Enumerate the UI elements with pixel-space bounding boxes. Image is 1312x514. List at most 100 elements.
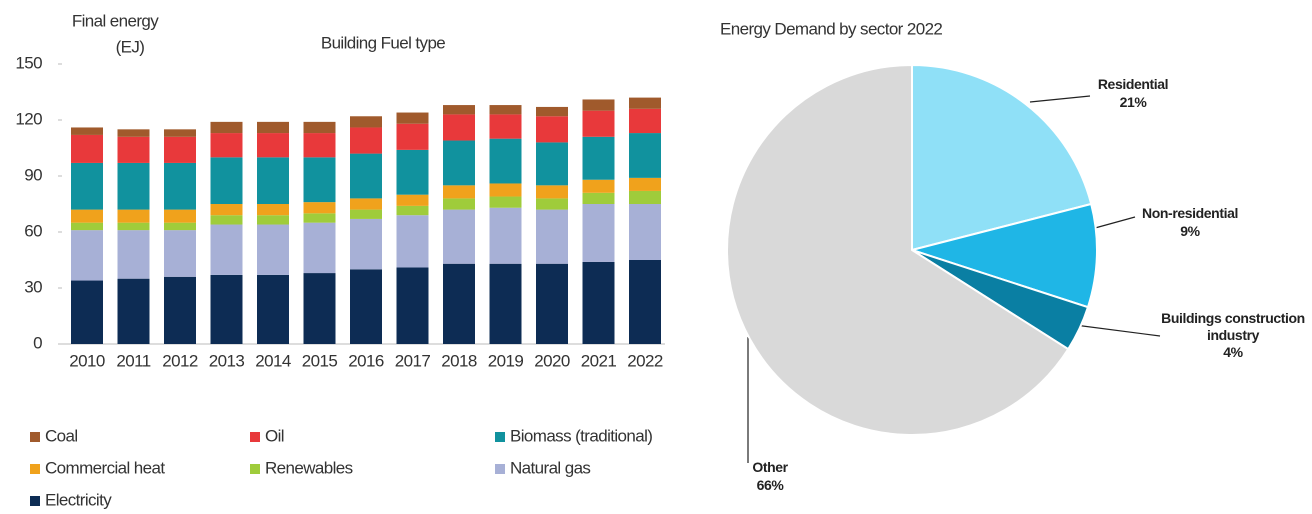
pie-value-label: 21% xyxy=(1119,94,1147,110)
x-tick-label: 2020 xyxy=(534,351,570,370)
bar-segment xyxy=(396,149,429,195)
y-axis-label: (EJ) xyxy=(116,37,145,56)
bar-segment xyxy=(71,280,103,344)
legend-label: Electricity xyxy=(45,490,112,509)
bar-segment xyxy=(303,157,336,203)
bar-segment xyxy=(164,276,196,344)
bar-segment xyxy=(536,263,568,344)
bar-segment xyxy=(257,274,289,344)
x-tick-label: 2021 xyxy=(581,351,617,370)
bar-segment xyxy=(350,218,382,270)
x-tick-label: 2019 xyxy=(488,351,524,370)
bar-segment xyxy=(210,274,243,344)
bar-segment xyxy=(117,230,150,279)
bar-segment xyxy=(117,278,150,344)
bar-segment xyxy=(443,209,475,264)
pie-slice xyxy=(726,63,1070,436)
bar-segment xyxy=(117,222,150,231)
x-tick-label: 2012 xyxy=(162,351,198,370)
bar-segment xyxy=(71,230,103,281)
pie-value-label: 66% xyxy=(756,477,784,493)
bar-segment xyxy=(489,138,522,184)
pie-label: Other xyxy=(752,459,788,475)
bar-segment xyxy=(582,192,615,204)
legend-label: Commercial heat xyxy=(45,458,165,477)
legend-swatch xyxy=(30,496,40,506)
bar-segment xyxy=(350,153,382,199)
bar-segment xyxy=(629,177,661,191)
bar-segment xyxy=(117,136,150,163)
y-axis-label: Final energy xyxy=(72,11,159,30)
legend-swatch xyxy=(250,432,260,442)
bar-segment xyxy=(536,142,568,186)
bar-segment xyxy=(164,209,196,223)
bar-segment xyxy=(582,261,615,344)
bar-segment xyxy=(629,108,661,134)
bar-segment xyxy=(582,136,615,180)
bar-segment xyxy=(117,162,150,210)
bar-segment xyxy=(210,133,243,158)
bar-segment xyxy=(443,140,475,186)
bar-segment xyxy=(489,183,522,197)
bar-segment xyxy=(303,273,336,344)
bar-segment xyxy=(629,260,661,344)
x-tick-label: 2016 xyxy=(348,351,384,370)
y-tick-label: 90 xyxy=(24,165,42,184)
pie-label: Buildings construction industry xyxy=(1161,310,1305,343)
x-tick-label: 2018 xyxy=(441,351,477,370)
x-tick-label: 2015 xyxy=(302,351,338,370)
bar-segment xyxy=(164,230,196,277)
bar-segment xyxy=(164,222,196,231)
bar-segment xyxy=(443,263,475,344)
bar-segment xyxy=(443,185,475,199)
y-tick-label: 30 xyxy=(24,277,42,296)
bar-segment xyxy=(443,198,475,210)
x-tick-label: 2010 xyxy=(69,351,105,370)
bar-segment xyxy=(396,194,429,206)
bar-segment xyxy=(164,129,196,137)
bar-segment xyxy=(164,136,196,163)
bar-segment xyxy=(629,133,661,178)
bar-segment xyxy=(443,105,475,115)
legend-label: Oil xyxy=(265,426,284,445)
bar-segment xyxy=(489,196,522,208)
bar-segment xyxy=(71,209,103,223)
bar-segment xyxy=(582,99,615,111)
bar-segment xyxy=(71,134,103,163)
bar-segment xyxy=(582,204,615,262)
pie-slice xyxy=(911,63,1093,252)
bar-segment xyxy=(629,190,661,204)
bar-segment xyxy=(396,267,429,344)
legend-label: Natural gas xyxy=(510,458,590,477)
bar-segment xyxy=(303,121,336,134)
x-tick-label: 2022 xyxy=(627,351,663,370)
bar-segment xyxy=(396,112,429,124)
bar-segment xyxy=(350,127,382,154)
bar-segment xyxy=(489,207,522,264)
chart-title: Energy Demand by sector 2022 xyxy=(720,19,942,38)
legend-label: Biomass (traditional) xyxy=(510,426,652,445)
legend-swatch xyxy=(30,432,40,442)
bar-segment xyxy=(164,162,196,210)
x-tick-label: 2014 xyxy=(255,351,291,370)
bar-segment xyxy=(303,222,336,274)
bar-segment xyxy=(396,123,429,150)
bar-segment xyxy=(117,209,150,223)
pie-value-label: 4% xyxy=(1223,344,1243,360)
bar-segment xyxy=(536,198,568,210)
bar-segment xyxy=(629,97,661,109)
bar-segment xyxy=(257,157,289,204)
bar-segment xyxy=(303,133,336,158)
pie-label: Non-residential xyxy=(1142,205,1238,221)
bar-segment xyxy=(210,224,243,275)
y-tick-label: 60 xyxy=(24,221,42,240)
pie-label: Residential xyxy=(1097,76,1169,92)
legend-swatch xyxy=(495,464,505,474)
x-tick-label: 2017 xyxy=(395,351,431,370)
bar-segment xyxy=(210,157,243,204)
pie-value-label: 9% xyxy=(1180,223,1200,239)
bar-segment xyxy=(582,179,615,193)
bar-segment xyxy=(303,202,336,214)
x-tick-label: 2013 xyxy=(209,351,245,370)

= = = =

== Given exercise ==
Count the lines above that contain the string "axis", matching case exactly. Reply with the number alone.

== Completed exercise ==
2